Goal A :: In the records, copy verbatim every line from the start through the line containing "terminal-line: drwxr-xr-x - ben 4 Nov 16:55 feature", including that line.

By Eran Kinsbruner, Technical Evangelist at Perfecto Mobile.

The tension between consumers and banks has been somewhat eased by mobile apps. Customers can now do a lot more through an app, in real time, when they need to – check a balance, pay a bill, make a transfer.

But these capabilities are to be expected. To stand out in a crowded field, banks must be delivering leading-edge features like fingerprint log-ins, facial recognition and pre-login access to account balances, to name a few.

However, given the ferocious competition and rapid migration to mobile in banking,it’s a challenge for digital teams to keep up with the pace of innovation and assure a flawless user experience on any device, OS version, screen size and network.

As with any industry, slow innovation and poorly tested apps will damage a brand and bottom line. But the consequences can be even worse in banking as it gets easier for fickle users to switch banks if an app performs poorly. More than a million people in the UK switched banks in the first quarter of 2015, up 7% over the previous year, according to data released by the Payments Council, a group that sets strategy for payment systems in the UK.

Mobile apps have infiltrated banking so significantly that banks are closing branches. UK banking upstarts like Atom and Starling — which have no branches and rely solely on a mobile app — are seizing the moment to gain market share, especially among the millennials demographic. With fewer operational costs, these companies have more room for innovation.

These days, if a bank is updating its app four times a year, it’s going slower than the market, and is less likely to attract and keep millennials: also known as “the future of your business.”

Here’s an example of the price of poor app performance in banking: Let’s say your “cheque capture” feature is not working – or God forbid you don’t have that feature. Your customers will either call customer service and complain, go to an ATM and deposit the cheque, or delete the app and switch banks. All of these alternatives cost the bank money. Now, a 55-year-old may not switch banks impulsively, but a 27-year-old probably will.

This puts pressure on UK’s established banks to take control of this wave of app innovation before branchless, mobile-only banks can poach customers.

Effective testing and monitoring is an important stage in the app development lifecycle for banking and other types of apps. We found in our own customer research that a whopping 44% of app defects are discovered by users (based on 900 survey respondents), with the top three reasons listed as “insufficient device coverage”, “lack of reliable automation” and the “need for more time for testing”.

There’s no excuse for making your users your testers. Perfecto Mobile has the advantage of having half of the leading UK banks as customers. We’ve seen how traditional banks initially tried to win the mobile rat race by just adding features to an app, but then came to realize that a transition to a continuous quality, cloud-based strategy that utilizes automated testing on a variety of real devices is the best way to deliver a flawless mobile user experience.

Goal B :: List the leading-edge features that the article on mobile banking apps says banks must be delivering.

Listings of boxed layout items
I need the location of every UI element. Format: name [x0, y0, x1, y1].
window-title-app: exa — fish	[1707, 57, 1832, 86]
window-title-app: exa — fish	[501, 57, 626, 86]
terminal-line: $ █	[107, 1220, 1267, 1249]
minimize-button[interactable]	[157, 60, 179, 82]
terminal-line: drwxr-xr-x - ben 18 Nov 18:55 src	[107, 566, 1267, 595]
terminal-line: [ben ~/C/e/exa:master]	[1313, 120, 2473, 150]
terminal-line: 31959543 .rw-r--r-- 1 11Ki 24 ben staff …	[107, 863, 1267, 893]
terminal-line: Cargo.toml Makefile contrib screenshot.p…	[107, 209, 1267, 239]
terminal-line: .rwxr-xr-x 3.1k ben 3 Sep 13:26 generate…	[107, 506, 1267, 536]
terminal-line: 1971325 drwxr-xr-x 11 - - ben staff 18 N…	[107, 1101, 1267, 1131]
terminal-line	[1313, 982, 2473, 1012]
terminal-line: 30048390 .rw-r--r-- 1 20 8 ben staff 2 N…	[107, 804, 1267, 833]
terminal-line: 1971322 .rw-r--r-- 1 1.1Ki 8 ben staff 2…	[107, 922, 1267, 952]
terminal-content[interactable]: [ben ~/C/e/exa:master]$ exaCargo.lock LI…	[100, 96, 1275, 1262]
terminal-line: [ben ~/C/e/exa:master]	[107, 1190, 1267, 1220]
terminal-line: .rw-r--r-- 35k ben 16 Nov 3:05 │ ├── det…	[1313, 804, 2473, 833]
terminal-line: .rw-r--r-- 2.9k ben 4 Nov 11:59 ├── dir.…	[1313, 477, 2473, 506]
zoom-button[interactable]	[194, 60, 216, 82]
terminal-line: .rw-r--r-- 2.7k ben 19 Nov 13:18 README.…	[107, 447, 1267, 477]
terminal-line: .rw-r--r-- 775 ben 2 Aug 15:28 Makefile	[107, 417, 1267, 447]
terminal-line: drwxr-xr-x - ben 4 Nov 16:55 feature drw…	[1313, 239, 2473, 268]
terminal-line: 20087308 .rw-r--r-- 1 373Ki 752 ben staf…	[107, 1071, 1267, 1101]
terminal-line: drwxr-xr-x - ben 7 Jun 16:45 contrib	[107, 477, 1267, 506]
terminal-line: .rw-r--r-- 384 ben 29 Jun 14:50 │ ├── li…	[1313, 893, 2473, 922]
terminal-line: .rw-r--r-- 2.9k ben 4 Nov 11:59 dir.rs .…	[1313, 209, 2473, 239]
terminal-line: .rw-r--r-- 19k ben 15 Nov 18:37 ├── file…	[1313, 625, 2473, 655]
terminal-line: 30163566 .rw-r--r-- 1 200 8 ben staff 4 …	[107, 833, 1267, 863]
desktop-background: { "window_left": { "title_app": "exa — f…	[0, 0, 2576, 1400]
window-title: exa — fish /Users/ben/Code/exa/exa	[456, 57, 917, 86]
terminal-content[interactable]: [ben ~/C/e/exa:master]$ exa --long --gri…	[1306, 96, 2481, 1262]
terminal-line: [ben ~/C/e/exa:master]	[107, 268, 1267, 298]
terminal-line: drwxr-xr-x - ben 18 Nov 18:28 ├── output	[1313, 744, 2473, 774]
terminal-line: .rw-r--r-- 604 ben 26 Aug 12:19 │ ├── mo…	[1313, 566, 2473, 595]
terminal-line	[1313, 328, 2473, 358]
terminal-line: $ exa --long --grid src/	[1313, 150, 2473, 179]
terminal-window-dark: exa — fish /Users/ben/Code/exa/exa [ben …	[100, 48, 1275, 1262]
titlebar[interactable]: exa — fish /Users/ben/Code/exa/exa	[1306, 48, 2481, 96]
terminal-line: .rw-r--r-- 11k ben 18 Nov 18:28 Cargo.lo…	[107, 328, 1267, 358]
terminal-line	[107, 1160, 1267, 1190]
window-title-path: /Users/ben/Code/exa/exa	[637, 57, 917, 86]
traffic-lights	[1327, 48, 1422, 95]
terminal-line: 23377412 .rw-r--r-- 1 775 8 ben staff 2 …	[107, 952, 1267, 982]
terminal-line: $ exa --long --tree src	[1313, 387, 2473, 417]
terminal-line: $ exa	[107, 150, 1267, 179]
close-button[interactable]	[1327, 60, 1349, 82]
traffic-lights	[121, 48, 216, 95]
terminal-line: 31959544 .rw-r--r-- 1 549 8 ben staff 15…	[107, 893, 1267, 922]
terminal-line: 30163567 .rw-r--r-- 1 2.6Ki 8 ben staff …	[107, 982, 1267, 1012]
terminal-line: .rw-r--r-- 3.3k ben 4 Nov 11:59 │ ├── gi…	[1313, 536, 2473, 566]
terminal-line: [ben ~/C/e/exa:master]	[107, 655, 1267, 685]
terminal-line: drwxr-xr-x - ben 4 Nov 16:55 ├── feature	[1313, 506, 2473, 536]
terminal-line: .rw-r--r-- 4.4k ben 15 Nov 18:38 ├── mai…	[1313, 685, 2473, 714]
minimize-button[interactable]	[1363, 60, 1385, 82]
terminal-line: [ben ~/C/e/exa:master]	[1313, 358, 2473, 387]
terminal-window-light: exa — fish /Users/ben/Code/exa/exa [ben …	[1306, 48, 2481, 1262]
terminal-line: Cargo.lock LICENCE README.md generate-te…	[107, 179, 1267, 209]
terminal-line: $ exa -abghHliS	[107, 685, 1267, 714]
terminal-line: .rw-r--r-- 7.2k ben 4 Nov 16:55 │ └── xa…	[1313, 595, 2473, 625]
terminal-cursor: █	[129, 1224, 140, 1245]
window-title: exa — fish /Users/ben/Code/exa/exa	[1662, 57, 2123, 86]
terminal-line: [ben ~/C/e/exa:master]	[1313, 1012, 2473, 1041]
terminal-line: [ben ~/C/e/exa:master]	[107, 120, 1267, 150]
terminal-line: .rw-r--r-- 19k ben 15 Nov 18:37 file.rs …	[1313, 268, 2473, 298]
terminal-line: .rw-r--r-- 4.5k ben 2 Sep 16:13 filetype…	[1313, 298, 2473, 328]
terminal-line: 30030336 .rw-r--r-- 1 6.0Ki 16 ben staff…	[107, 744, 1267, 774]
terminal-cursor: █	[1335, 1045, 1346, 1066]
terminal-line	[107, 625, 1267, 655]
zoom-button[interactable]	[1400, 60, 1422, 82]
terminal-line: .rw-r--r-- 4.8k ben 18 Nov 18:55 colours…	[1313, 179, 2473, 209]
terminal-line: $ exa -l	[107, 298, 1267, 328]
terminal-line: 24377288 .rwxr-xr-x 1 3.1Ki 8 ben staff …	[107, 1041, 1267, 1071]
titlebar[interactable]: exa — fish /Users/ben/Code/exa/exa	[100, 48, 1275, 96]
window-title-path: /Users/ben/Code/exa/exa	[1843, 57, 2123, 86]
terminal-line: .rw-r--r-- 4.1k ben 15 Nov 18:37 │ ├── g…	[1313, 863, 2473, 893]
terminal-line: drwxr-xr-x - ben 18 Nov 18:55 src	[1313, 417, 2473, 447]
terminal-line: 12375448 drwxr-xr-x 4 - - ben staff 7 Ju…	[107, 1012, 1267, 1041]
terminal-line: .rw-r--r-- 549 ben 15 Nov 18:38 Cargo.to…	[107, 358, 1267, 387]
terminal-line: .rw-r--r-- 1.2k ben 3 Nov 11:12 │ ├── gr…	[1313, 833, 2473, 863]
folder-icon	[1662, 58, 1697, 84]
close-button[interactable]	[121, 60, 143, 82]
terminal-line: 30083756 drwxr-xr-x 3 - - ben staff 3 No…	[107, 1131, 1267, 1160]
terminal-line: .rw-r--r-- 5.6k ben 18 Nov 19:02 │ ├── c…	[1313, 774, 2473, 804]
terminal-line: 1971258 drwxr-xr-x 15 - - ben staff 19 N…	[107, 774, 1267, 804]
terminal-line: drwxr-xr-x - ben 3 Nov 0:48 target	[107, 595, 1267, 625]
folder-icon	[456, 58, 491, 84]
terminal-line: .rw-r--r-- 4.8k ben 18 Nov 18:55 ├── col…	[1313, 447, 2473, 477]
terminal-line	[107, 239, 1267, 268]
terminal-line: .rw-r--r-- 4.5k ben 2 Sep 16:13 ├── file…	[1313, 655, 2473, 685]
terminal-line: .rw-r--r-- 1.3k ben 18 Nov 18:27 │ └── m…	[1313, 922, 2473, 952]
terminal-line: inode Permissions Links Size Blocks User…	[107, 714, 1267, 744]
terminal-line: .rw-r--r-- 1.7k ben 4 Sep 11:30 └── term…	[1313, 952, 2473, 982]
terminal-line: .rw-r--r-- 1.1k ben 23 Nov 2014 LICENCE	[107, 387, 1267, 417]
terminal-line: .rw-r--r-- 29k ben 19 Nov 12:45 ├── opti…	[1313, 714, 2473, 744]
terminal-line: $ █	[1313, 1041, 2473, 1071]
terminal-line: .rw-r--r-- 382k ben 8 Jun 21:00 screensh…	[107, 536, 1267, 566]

Written answer A ::
I need the location of every UI element. Format: name [x0, y0, x1, y1].
window-title-app: exa — fish	[1707, 57, 1832, 86]
window-title-app: exa — fish	[501, 57, 626, 86]
terminal-line: $ █	[107, 1220, 1267, 1249]
minimize-button[interactable]	[157, 60, 179, 82]
terminal-line: drwxr-xr-x - ben 18 Nov 18:55 src	[107, 566, 1267, 595]
terminal-line: [ben ~/C/e/exa:master]	[1313, 120, 2473, 150]
terminal-line: 31959543 .rw-r--r-- 1 11Ki 24 ben staff …	[107, 863, 1267, 893]
terminal-line: Cargo.toml Makefile contrib screenshot.p…	[107, 209, 1267, 239]
terminal-line: .rwxr-xr-x 3.1k ben 3 Sep 13:26 generate…	[107, 506, 1267, 536]
terminal-line: 1971325 drwxr-xr-x 11 - - ben staff 18 N…	[107, 1101, 1267, 1131]
terminal-line	[1313, 982, 2473, 1012]
terminal-line: 30048390 .rw-r--r-- 1 20 8 ben staff 2 N…	[107, 804, 1267, 833]
terminal-line: 1971322 .rw-r--r-- 1 1.1Ki 8 ben staff 2…	[107, 922, 1267, 952]
terminal-content[interactable]: [ben ~/C/e/exa:master]$ exaCargo.lock LI…	[100, 96, 1275, 1262]
terminal-line: [ben ~/C/e/exa:master]	[107, 1190, 1267, 1220]
terminal-line: .rw-r--r-- 35k ben 16 Nov 3:05 │ ├── det…	[1313, 804, 2473, 833]
terminal-line: .rw-r--r-- 2.9k ben 4 Nov 11:59 ├── dir.…	[1313, 477, 2473, 506]
zoom-button[interactable]	[194, 60, 216, 82]
terminal-line: .rw-r--r-- 2.7k ben 19 Nov 13:18 README.…	[107, 447, 1267, 477]
terminal-line: .rw-r--r-- 775 ben 2 Aug 15:28 Makefile	[107, 417, 1267, 447]
terminal-line: drwxr-xr-x - ben 4 Nov 16:55 feature drw…	[1313, 239, 2473, 268]

Written answer B ::
- fingerprint log-ins
- facial recognition
- pre-login access to account balances